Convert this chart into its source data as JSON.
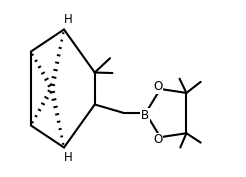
{
  "background": "#ffffff",
  "line_color": "#000000",
  "line_width": 1.5,
  "text_color": "#000000",
  "font_size": 8.5,
  "figsize": [
    2.46,
    1.77
  ],
  "dpi": 100,
  "xlim": [
    0,
    10
  ],
  "ylim": [
    0,
    7.2
  ]
}
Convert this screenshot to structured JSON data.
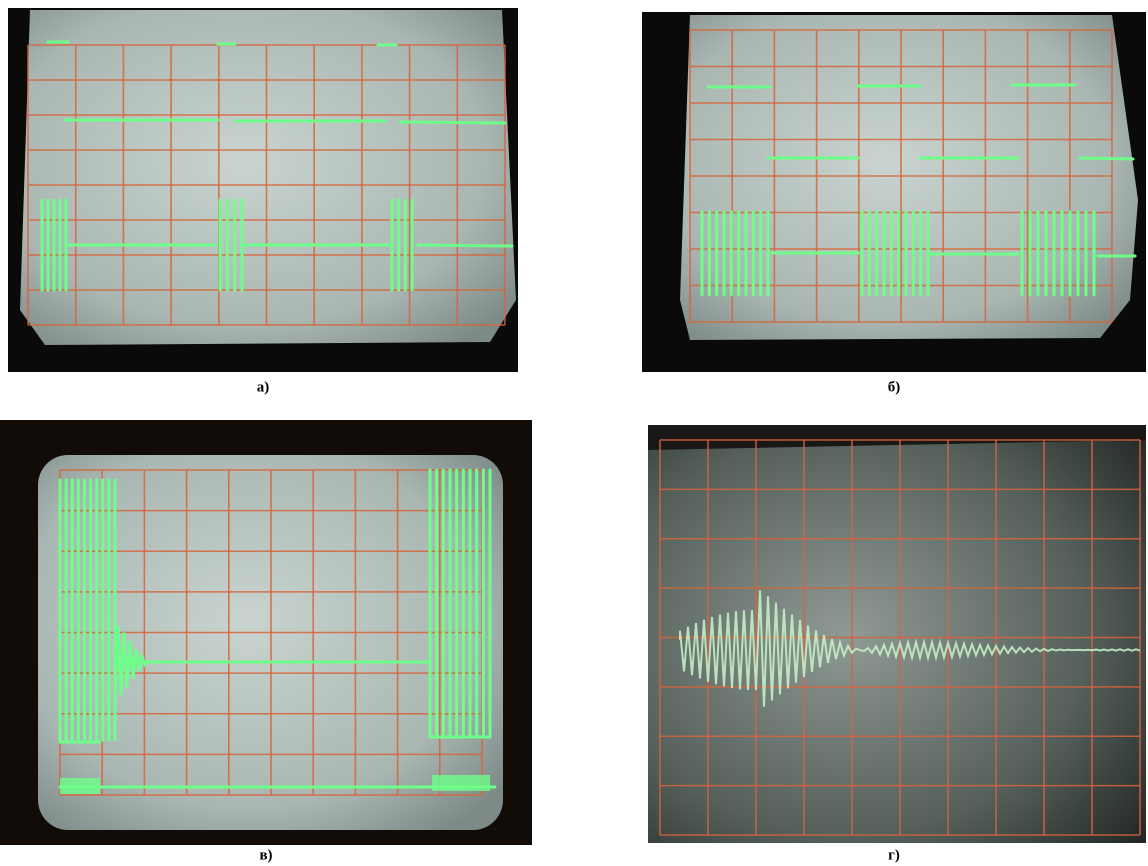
{
  "panels": [
    {
      "caption": "а)"
    },
    {
      "caption": "б)"
    },
    {
      "caption": "в)"
    },
    {
      "caption": "г)"
    }
  ]
}
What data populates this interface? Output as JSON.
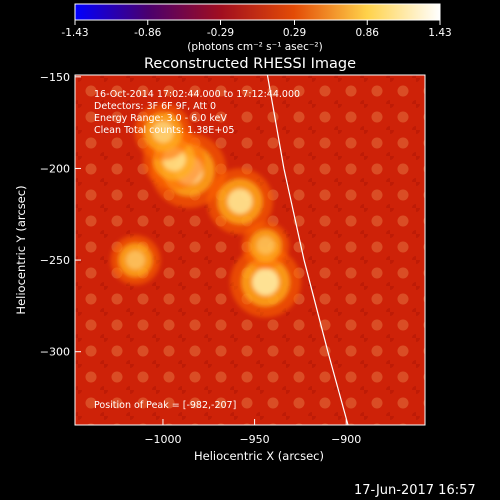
{
  "colorbar": {
    "ticks": [
      "-1.43",
      "-0.86",
      "-0.29",
      "0.29",
      "0.86",
      "1.43"
    ],
    "units": "(photons cm⁻² s⁻¹ asec⁻²)",
    "min": -1.43,
    "max": 1.43,
    "colormap": [
      "#0000ff",
      "#4a006e",
      "#a10e1f",
      "#e34b06",
      "#ffd24a",
      "#ffffff"
    ]
  },
  "image": {
    "title": "Reconstructed RHESSI Image",
    "info_lines": [
      "16-Oct-2014 17:02:44.000 to 17:12:44.000",
      "Detectors: 3F 6F 9F, Att 0",
      "Energy Range: 3.0 - 6.0 keV",
      "Clean     Total counts: 1.38E+05"
    ],
    "peak_label": "Position of Peak = [-982,-207]",
    "x_axis": {
      "label": "Heliocentric X (arcsec)",
      "range": [
        -1048,
        -857
      ],
      "ticks": [
        -1000,
        -950,
        -900
      ],
      "tick_labels": [
        "−1000",
        "−950",
        "−900"
      ]
    },
    "y_axis": {
      "label": "Heliocentric Y (arcsec)",
      "range": [
        -340,
        -149
      ],
      "ticks": [
        -150,
        -200,
        -250,
        -300
      ],
      "tick_labels": [
        "−150",
        "−200",
        "−250",
        "−300"
      ]
    },
    "sources": [
      {
        "x": -986,
        "y": -201,
        "intensity": 1.0
      },
      {
        "x": -994,
        "y": -195,
        "intensity": 0.7
      },
      {
        "x": -958,
        "y": -218,
        "intensity": 0.8
      },
      {
        "x": -944,
        "y": -262,
        "intensity": 0.9
      },
      {
        "x": -944,
        "y": -242,
        "intensity": 0.4
      },
      {
        "x": -1000,
        "y": -180,
        "intensity": 0.6
      },
      {
        "x": -1015,
        "y": -250,
        "intensity": 0.45
      }
    ],
    "limb": [
      [
        -943,
        -149
      ],
      [
        -934,
        -200
      ],
      [
        -923,
        -250
      ],
      [
        -910,
        -300
      ],
      [
        -899,
        -340
      ]
    ]
  },
  "footer": {
    "timestamp": "17-Jun-2017 16:57"
  }
}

**********

> **INSTRUCTION**
Identify the lines in the entries that hold "JSON" and return each one.

> **ANSWER FOR THE TASK**
Convert this chart into its source data as JSON.
Convert this screenshot to structured JSON data.
What data populates this interface? Output as JSON.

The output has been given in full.